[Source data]
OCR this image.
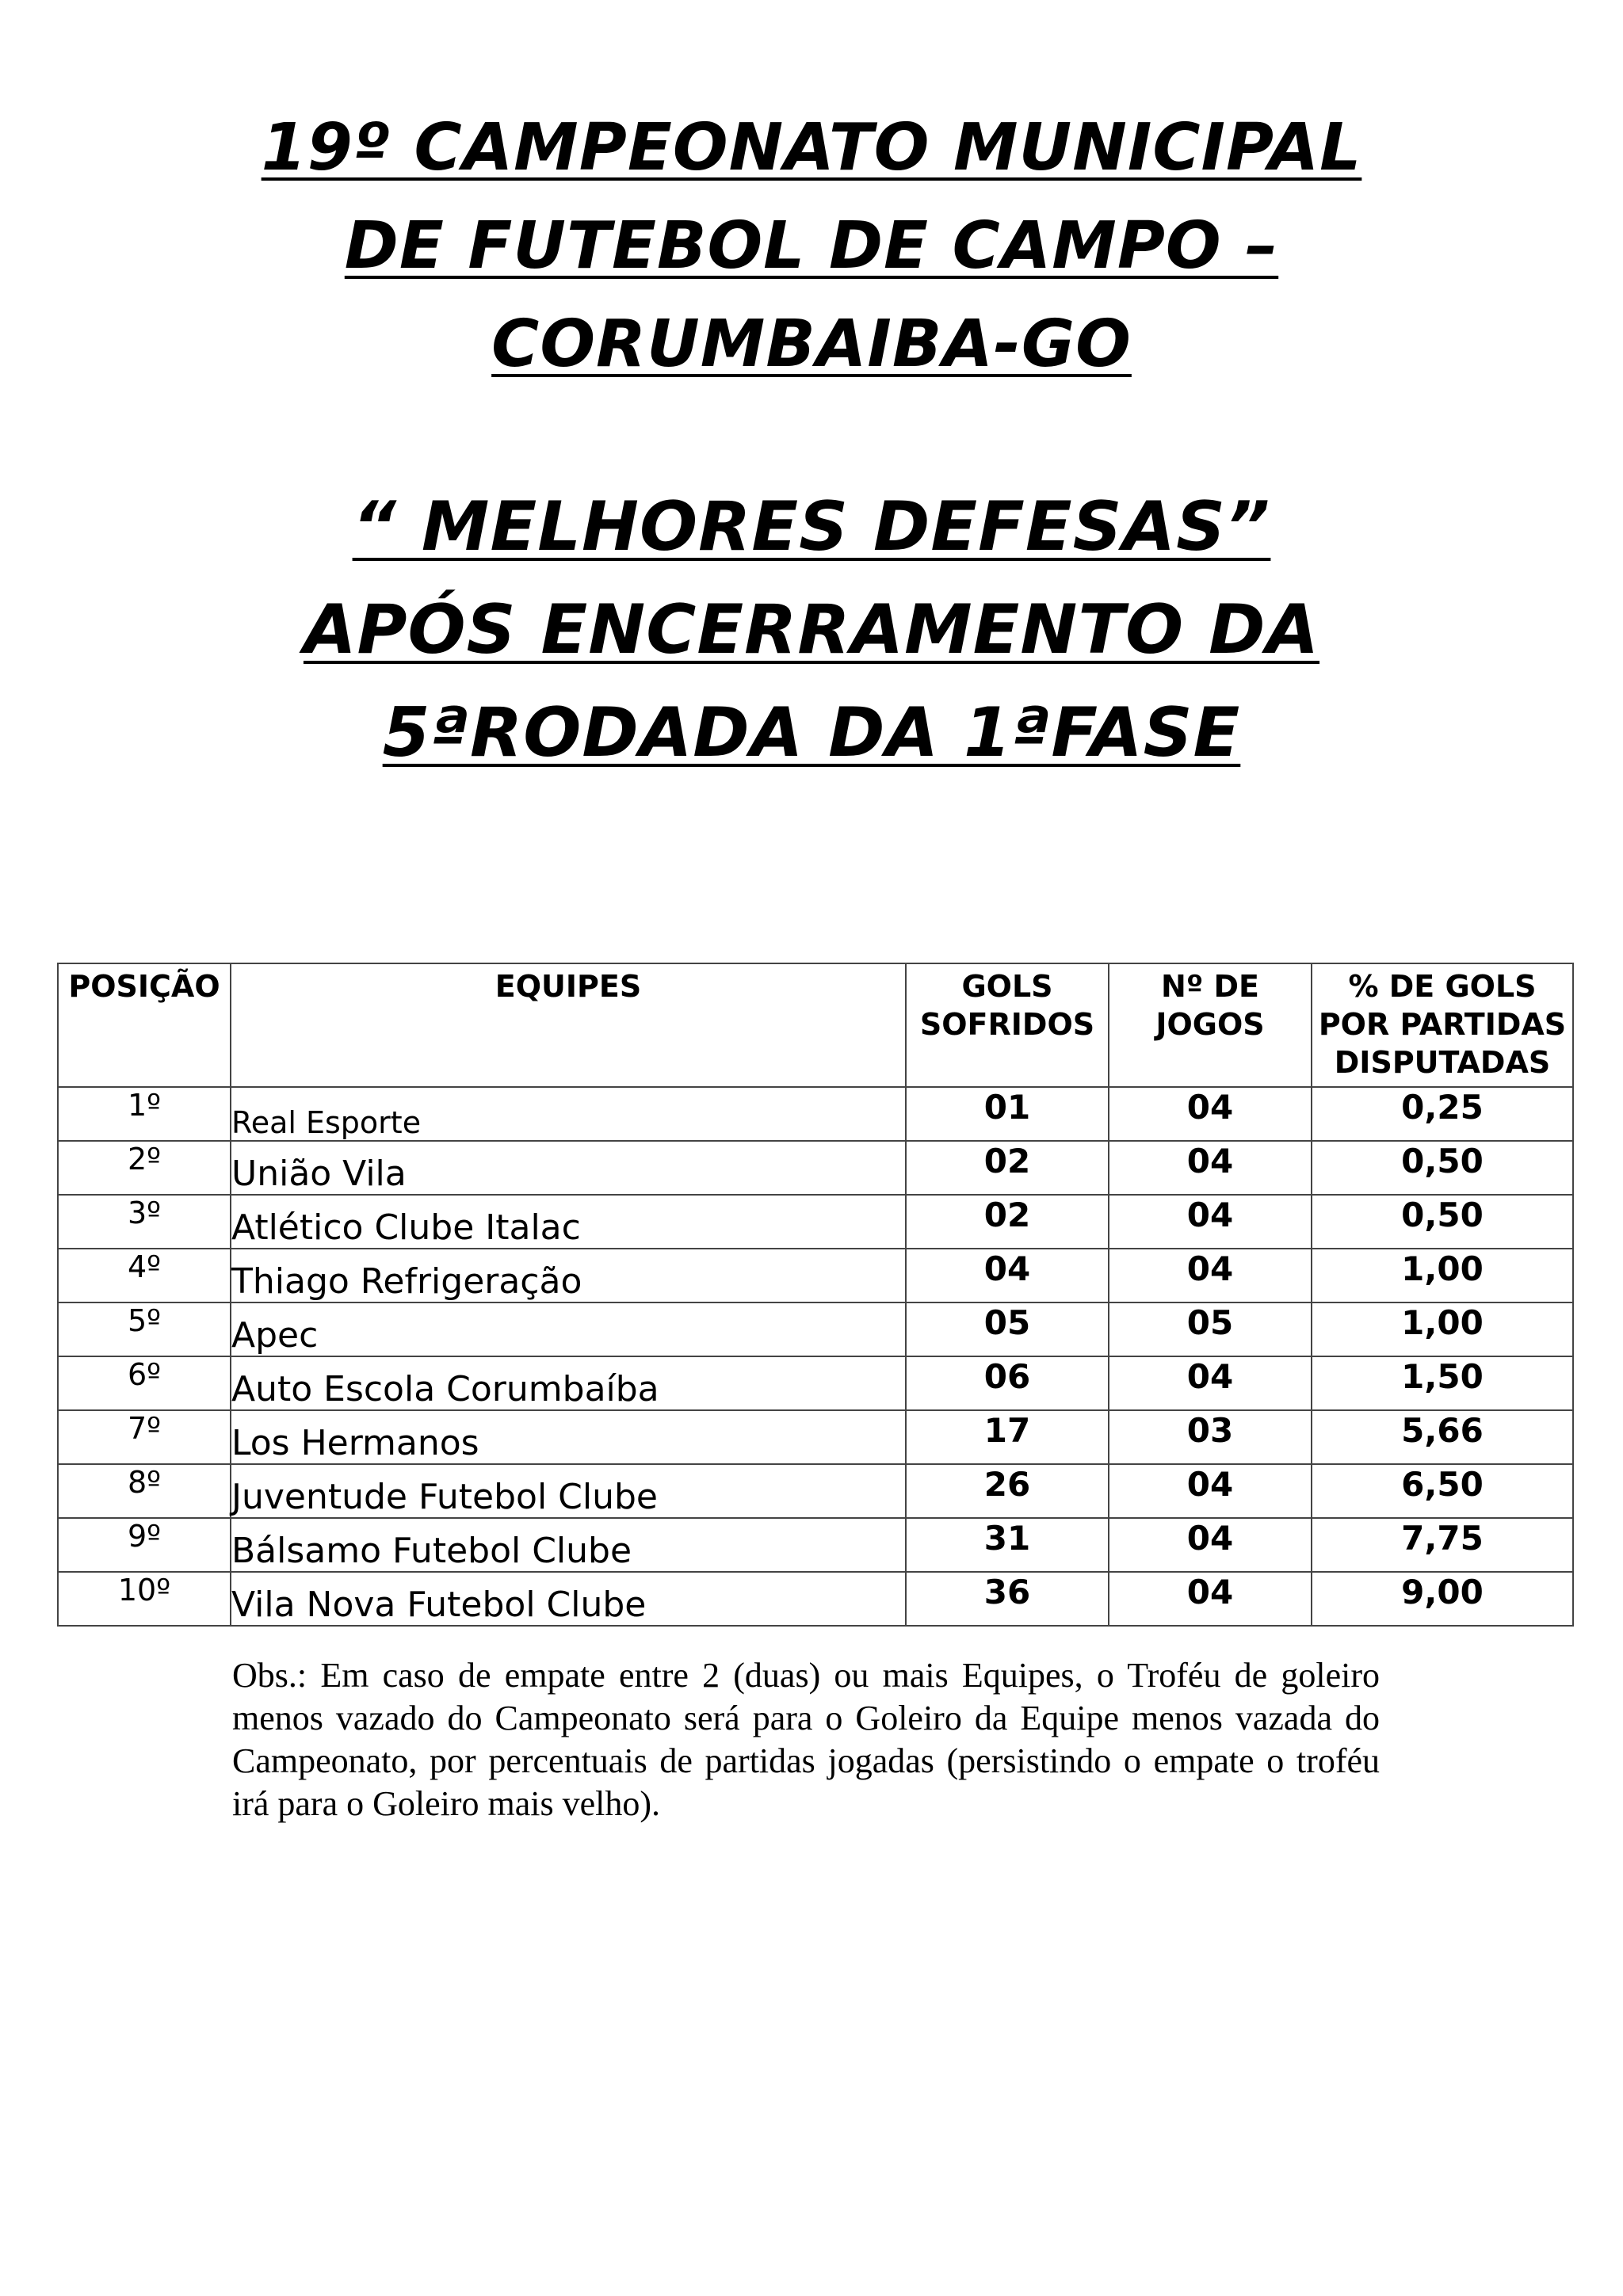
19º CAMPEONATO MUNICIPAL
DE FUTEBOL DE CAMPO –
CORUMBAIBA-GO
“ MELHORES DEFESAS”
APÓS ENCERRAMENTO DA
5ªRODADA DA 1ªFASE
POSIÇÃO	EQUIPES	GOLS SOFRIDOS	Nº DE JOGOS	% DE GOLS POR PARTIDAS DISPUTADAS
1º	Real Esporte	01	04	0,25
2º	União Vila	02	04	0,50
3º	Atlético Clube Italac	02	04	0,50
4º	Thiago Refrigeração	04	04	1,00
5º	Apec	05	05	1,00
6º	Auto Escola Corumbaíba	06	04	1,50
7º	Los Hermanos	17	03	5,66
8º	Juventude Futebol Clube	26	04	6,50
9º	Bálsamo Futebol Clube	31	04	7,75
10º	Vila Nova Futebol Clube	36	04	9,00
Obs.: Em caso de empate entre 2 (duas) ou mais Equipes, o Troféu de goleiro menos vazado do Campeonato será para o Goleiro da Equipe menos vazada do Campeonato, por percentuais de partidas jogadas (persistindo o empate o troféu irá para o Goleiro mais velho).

__Exercise instructions__
Leave out the pictures, and give all the records again exactly.

__Expected answer__
OCR this image.
19º CAMPEONATO MUNICIPAL
DE FUTEBOL DE CAMPO –
CORUMBAIBA-GO
“ MELHORES DEFESAS”
APÓS ENCERRAMENTO DA
5ªRODADA DA 1ªFASE
POSIÇÃO	EQUIPES	GOLS SOFRIDOS	Nº DE JOGOS	% DE GOLS POR PARTIDAS DISPUTADAS
1º	Real Esporte	01	04	0,25
2º	União Vila	02	04	0,50
3º	Atlético Clube Italac	02	04	0,50
4º	Thiago Refrigeração	04	04	1,00
5º	Apec	05	05	1,00
6º	Auto Escola Corumbaíba	06	04	1,50
7º	Los Hermanos	17	03	5,66
8º	Juventude Futebol Clube	26	04	6,50
9º	Bálsamo Futebol Clube	31	04	7,75
10º	Vila Nova Futebol Clube	36	04	9,00
Obs.: Em caso de empate entre 2 (duas) ou mais Equipes, o Troféu de goleiro menos vazado do Campeonato será para o Goleiro da Equipe menos vazada do Campeonato, por percentuais de partidas jogadas (persistindo o empate o troféu irá para o Goleiro mais velho).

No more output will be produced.